Go through the listing and set it down exactly, leaving out its pictures.
___ SUPPLIED RECORDS ___
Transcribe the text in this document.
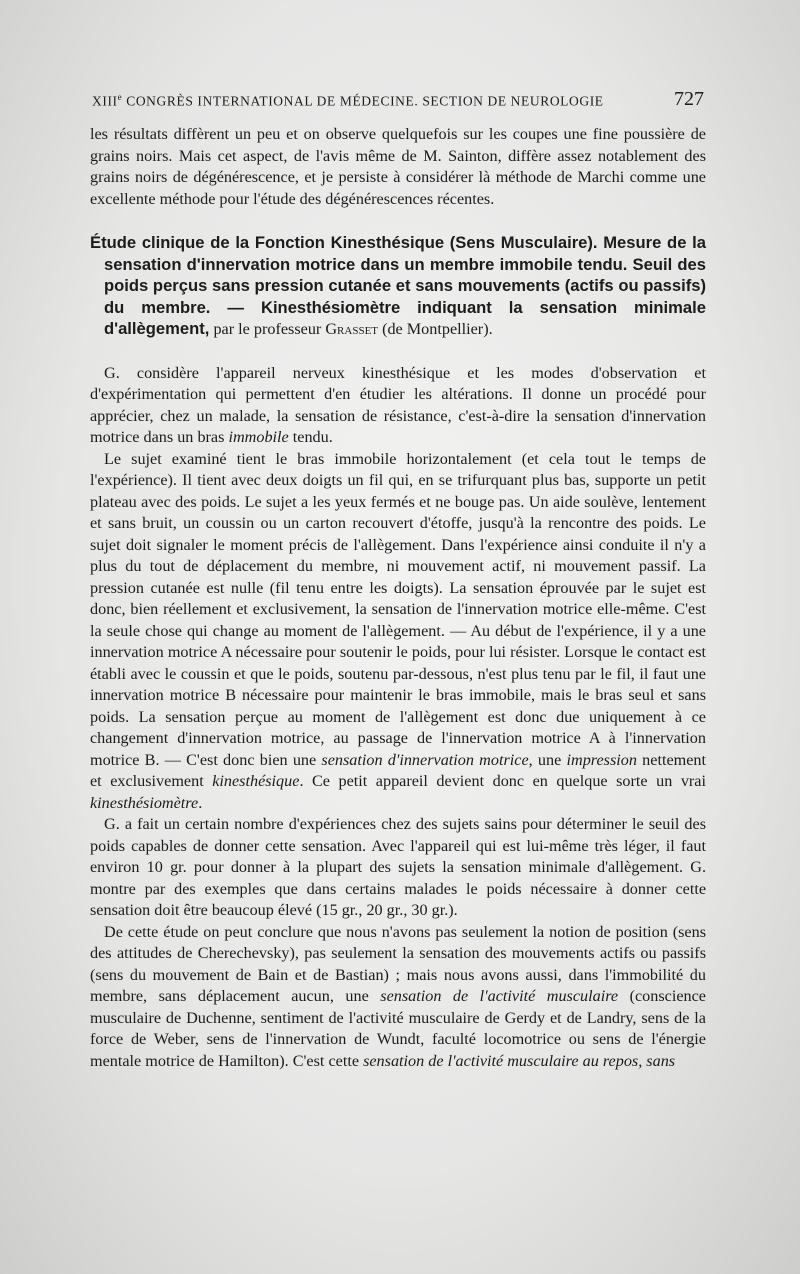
XIIIe CONGRÈS INTERNATIONAL DE MÉDECINE. SECTION DE NEUROLOGIE	727

les résultats diffèrent un peu et on observe quelquefois sur les coupes une fine poussière de grains noirs. Mais cet aspect, de l'avis même de M. Sainton, diffère assez notablement des grains noirs de dégénérescence, et je persiste à considérer là méthode de Marchi comme une excellente méthode pour l'étude des dégénérescences récentes.

Étude clinique de la Fonction Kinesthésique (Sens Musculaire). Mesure de la sensation d'innervation motrice dans un membre immobile tendu. Seuil des poids perçus sans pression cutanée et sans mouvements (actifs ou passifs) du membre. — Kinesthésiomètre indiquant la sensation minimale d'allègement, par le professeur Grasset (de Montpellier).

G. considère l'appareil nerveux kinesthésique et les modes d'observation et d'expérimentation qui permettent d'en étudier les altérations. Il donne un procédé pour apprécier, chez un malade, la sensation de résistance, c'est-à-dire la sensation d'innervation motrice dans un bras immobile tendu.

Le sujet examiné tient le bras immobile horizontalement (et cela tout le temps de l'expérience). Il tient avec deux doigts un fil qui, en se trifurquant plus bas, supporte un petit plateau avec des poids. Le sujet a les yeux fermés et ne bouge pas. Un aide soulève, lentement et sans bruit, un coussin ou un carton recouvert d'étoffe, jusqu'à la rencontre des poids. Le sujet doit signaler le moment précis de l'allègement. Dans l'expérience ainsi conduite il n'y a plus du tout de déplacement du membre, ni mouvement actif, ni mouvement passif. La pression cutanée est nulle (fil tenu entre les doigts). La sensation éprouvée par le sujet est donc, bien réellement et exclusivement, la sensation de l'innervation motrice elle-même. C'est la seule chose qui change au moment de l'allègement. — Au début de l'expérience, il y a une innervation motrice A nécessaire pour soutenir le poids, pour lui résister. Lorsque le contact est établi avec le coussin et que le poids, soutenu par-dessous, n'est plus tenu par le fil, il faut une innervation motrice B nécessaire pour maintenir le bras immobile, mais le bras seul et sans poids. La sensation perçue au moment de l'allègement est donc due uniquement à ce changement d'innervation motrice, au passage de l'innervation motrice A à l'innervation motrice B. — C'est donc bien une sensation d'innervation motrice, une impression nettement et exclusivement kinesthésique. Ce petit appareil devient donc en quelque sorte un vrai kinesthésiomètre.

G. a fait un certain nombre d'expériences chez des sujets sains pour déterminer le seuil des poids capables de donner cette sensation. Avec l'appareil qui est lui-même très léger, il faut environ 10 gr. pour donner à la plupart des sujets la sensation minimale d'allègement. G. montre par des exemples que dans certains malades le poids nécessaire à donner cette sensation doit être beaucoup élevé (15 gr., 20 gr., 30 gr.).

De cette étude on peut conclure que nous n'avons pas seulement la notion de position (sens des attitudes de Cherechevsky), pas seulement la sensation des mouvements actifs ou passifs (sens du mouvement de Bain et de Bastian) ; mais nous avons aussi, dans l'immobilité du membre, sans déplacement aucun, une sensation de l'activité musculaire (conscience musculaire de Duchenne, sentiment de l'activité musculaire de Gerdy et de Landry, sens de la force de Weber, sens de l'innervation de Wundt, faculté locomotrice ou sens de l'énergie mentale motrice de Hamilton). C'est cette sensation de l'activité musculaire au repos, sans
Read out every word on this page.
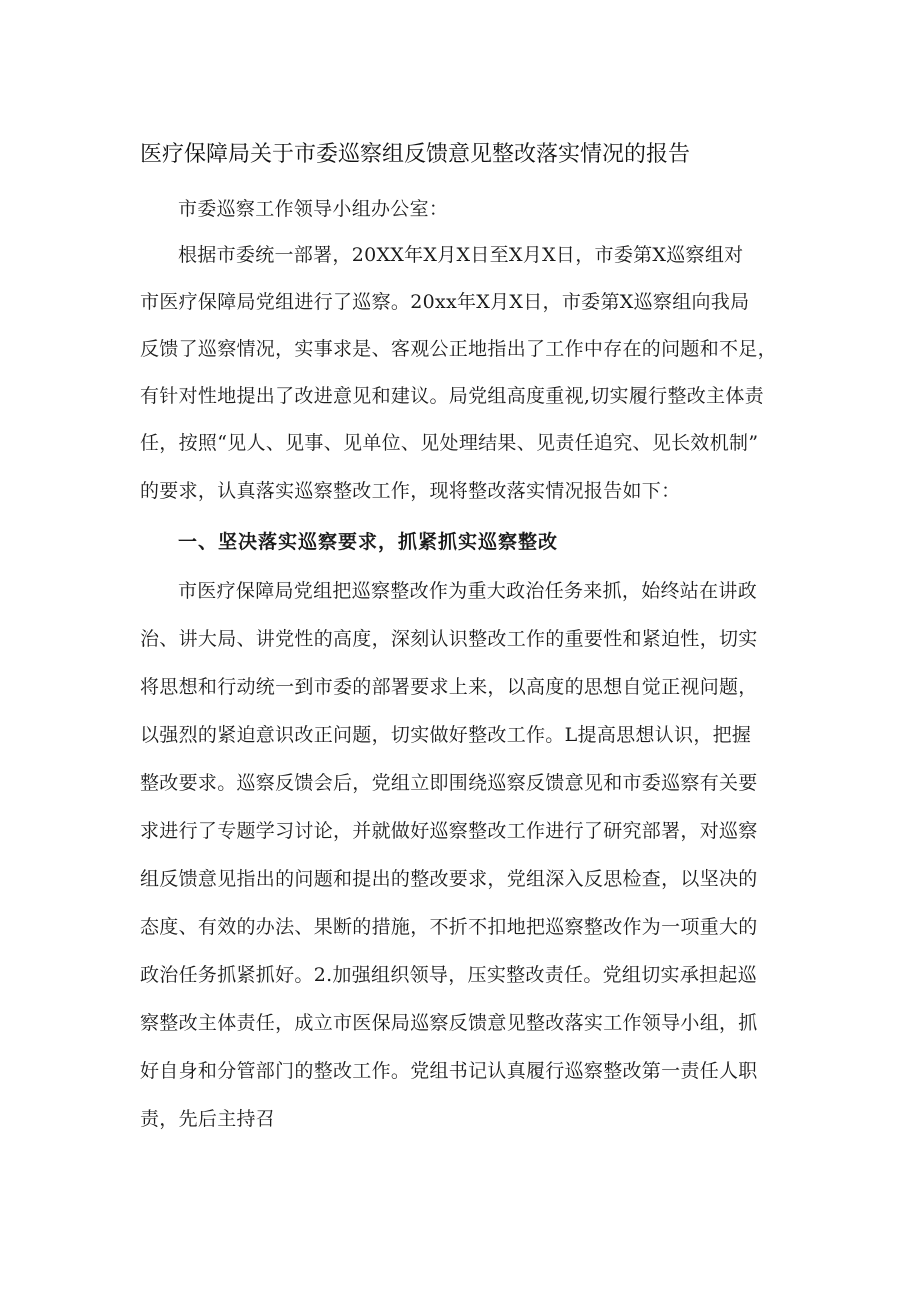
医疗保障局关于市委巡察组反馈意见整改落实情况的报告
市委巡察工作领导小组办公室：
根据市委统一部署，20XX年X月X日至X月X日，市委第X巡察组对
市医疗保障局党组进行了巡察。20xx年X月X日，市委第X巡察组向我局
反馈了巡察情况，实事求是、客观公正地指出了工作中存在的问题和不足，
有针对性地提出了改进意见和建议。局党组高度重视,切实履行整改主体责
任，按照“见人、见事、见单位、见处理结果、见责任追究、见长效机制”
的要求，认真落实巡察整改工作，现将整改落实情况报告如下：
一、坚决落实巡察要求，抓紧抓实巡察整改
市医疗保障局党组把巡察整改作为重大政治任务来抓，始终站在讲政
治、讲大局、讲党性的高度，深刻认识整改工作的重要性和紧迫性，切实
将思想和行动统一到市委的部署要求上来，以高度的思想自觉正视问题，
以强烈的紧迫意识改正问题，切实做好整改工作。L提高思想认识，把握
整改要求。巡察反馈会后，党组立即围绕巡察反馈意见和市委巡察有关要
求进行了专题学习讨论，并就做好巡察整改工作进行了研究部署，对巡察
组反馈意见指出的问题和提出的整改要求，党组深入反思检查，以坚决的
态度、有效的办法、果断的措施，不折不扣地把巡察整改作为一项重大的
政治任务抓紧抓好。2.加强组织领导，压实整改责任。党组切实承担起巡
察整改主体责任，成立市医保局巡察反馈意见整改落实工作领导小组，抓
好自身和分管部门的整改工作。党组书记认真履行巡察整改第一责任人职
责，先后主持召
___
-- THE REPLY --
Transcribe the text in this document.
XIIIe CONGRÈS INTERNATIONAL DE MÉDECINE. SECTION DE NEUROLOGIE	727

les résultats diffèrent un peu et on observe quelquefois sur les coupes une fine poussière de grains noirs. Mais cet aspect, de l'avis même de M. Sainton, diffère assez notablement des grains noirs de dégénérescence, et je persiste à considérer là méthode de Marchi comme une excellente méthode pour l'étude des dégénérescences récentes.

Étude clinique de la Fonction Kinesthésique (Sens Musculaire). Mesure de la sensation d'innervation motrice dans un membre immobile tendu. Seuil des poids perçus sans pression cutanée et sans mouvements (actifs ou passifs) du membre. — Kinesthésiomètre indiquant la sensation minimale d'allègement, par le professeur Grasset (de Montpellier).

G. considère l'appareil nerveux kinesthésique et les modes d'observation et d'expérimentation qui permettent d'en étudier les altérations. Il donne un procédé pour apprécier, chez un malade, la sensation de résistance, c'est-à-dire la sensation d'innervation motrice dans un bras immobile tendu.

Le sujet examiné tient le bras immobile horizontalement (et cela tout le temps de l'expérience). Il tient avec deux doigts un fil qui, en se trifurquant plus bas, supporte un petit plateau avec des poids. Le sujet a les yeux fermés et ne bouge pas. Un aide soulève, lentement et sans bruit, un coussin ou un carton recouvert d'étoffe, jusqu'à la rencontre des poids. Le sujet doit signaler le moment précis de l'allègement. Dans l'expérience ainsi conduite il n'y a plus du tout de déplacement du membre, ni mouvement actif, ni mouvement passif. La pression cutanée est nulle (fil tenu entre les doigts). La sensation éprouvée par le sujet est donc, bien réellement et exclusivement, la sensation de l'innervation motrice elle-même. C'est la seule chose qui change au moment de l'allègement. — Au début de l'expérience, il y a une innervation motrice A nécessaire pour soutenir le poids, pour lui résister. Lorsque le contact est établi avec le coussin et que le poids, soutenu par-dessous, n'est plus tenu par le fil, il faut une innervation motrice B nécessaire pour maintenir le bras immobile, mais le bras seul et sans poids. La sensation perçue au moment de l'allègement est donc due uniquement à ce changement d'innervation motrice, au passage de l'innervation motrice A à l'innervation motrice B. — C'est donc bien une sensation d'innervation motrice, une impression nettement et exclusivement kinesthésique. Ce petit appareil devient donc en quelque sorte un vrai kinesthésiomètre.

G. a fait un certain nombre d'expériences chez des sujets sains pour déterminer le seuil des poids capables de donner cette sensation. Avec l'appareil qui est lui-même très léger, il faut environ 10 gr. pour donner à la plupart des sujets la sensation minimale d'allègement. G. montre par des exemples que dans certains malades le poids nécessaire à donner cette sensation doit être beaucoup élevé (15 gr., 20 gr., 30 gr.).

De cette étude on peut conclure que nous n'avons pas seulement la notion de position (sens des attitudes de Cherechevsky), pas seulement la sensation des mouvements actifs ou passifs (sens du mouvement de Bain et de Bastian) ; mais nous avons aussi, dans l'immobilité du membre, sans déplacement aucun, une sensation de l'activité musculaire (conscience musculaire de Duchenne, sentiment de l'activité musculaire de Gerdy et de Landry, sens de la force de Weber, sens de l'innervation de Wundt, faculté locomotrice ou sens de l'énergie mentale motrice de Hamilton). C'est cette sensation de l'activité musculaire au repos, sans
Read out every word on this page.
医疗保障局关于市委巡察组反馈意见整改落实情况的报告
市委巡察工作领导小组办公室：
根据市委统一部署，20XX年X月X日至X月X日，市委第X巡察组对
市医疗保障局党组进行了巡察。20xx年X月X日，市委第X巡察组向我局
反馈了巡察情况，实事求是、客观公正地指出了工作中存在的问题和不足，
有针对性地提出了改进意见和建议。局党组高度重视,切实履行整改主体责
任，按照“见人、见事、见单位、见处理结果、见责任追究、见长效机制”
的要求，认真落实巡察整改工作，现将整改落实情况报告如下：
一、坚决落实巡察要求，抓紧抓实巡察整改
市医疗保障局党组把巡察整改作为重大政治任务来抓，始终站在讲政
治、讲大局、讲党性的高度，深刻认识整改工作的重要性和紧迫性，切实
将思想和行动统一到市委的部署要求上来，以高度的思想自觉正视问题，
以强烈的紧迫意识改正问题，切实做好整改工作。L提高思想认识，把握
整改要求。巡察反馈会后，党组立即围绕巡察反馈意见和市委巡察有关要
求进行了专题学习讨论，并就做好巡察整改工作进行了研究部署，对巡察
组反馈意见指出的问题和提出的整改要求，党组深入反思检查，以坚决的
态度、有效的办法、果断的措施，不折不扣地把巡察整改作为一项重大的
政治任务抓紧抓好。2.加强组织领导，压实整改责任。党组切实承担起巡
察整改主体责任，成立市医保局巡察反馈意见整改落实工作领导小组，抓
好自身和分管部门的整改工作。党组书记认真履行巡察整改第一责任人职
责，先后主持召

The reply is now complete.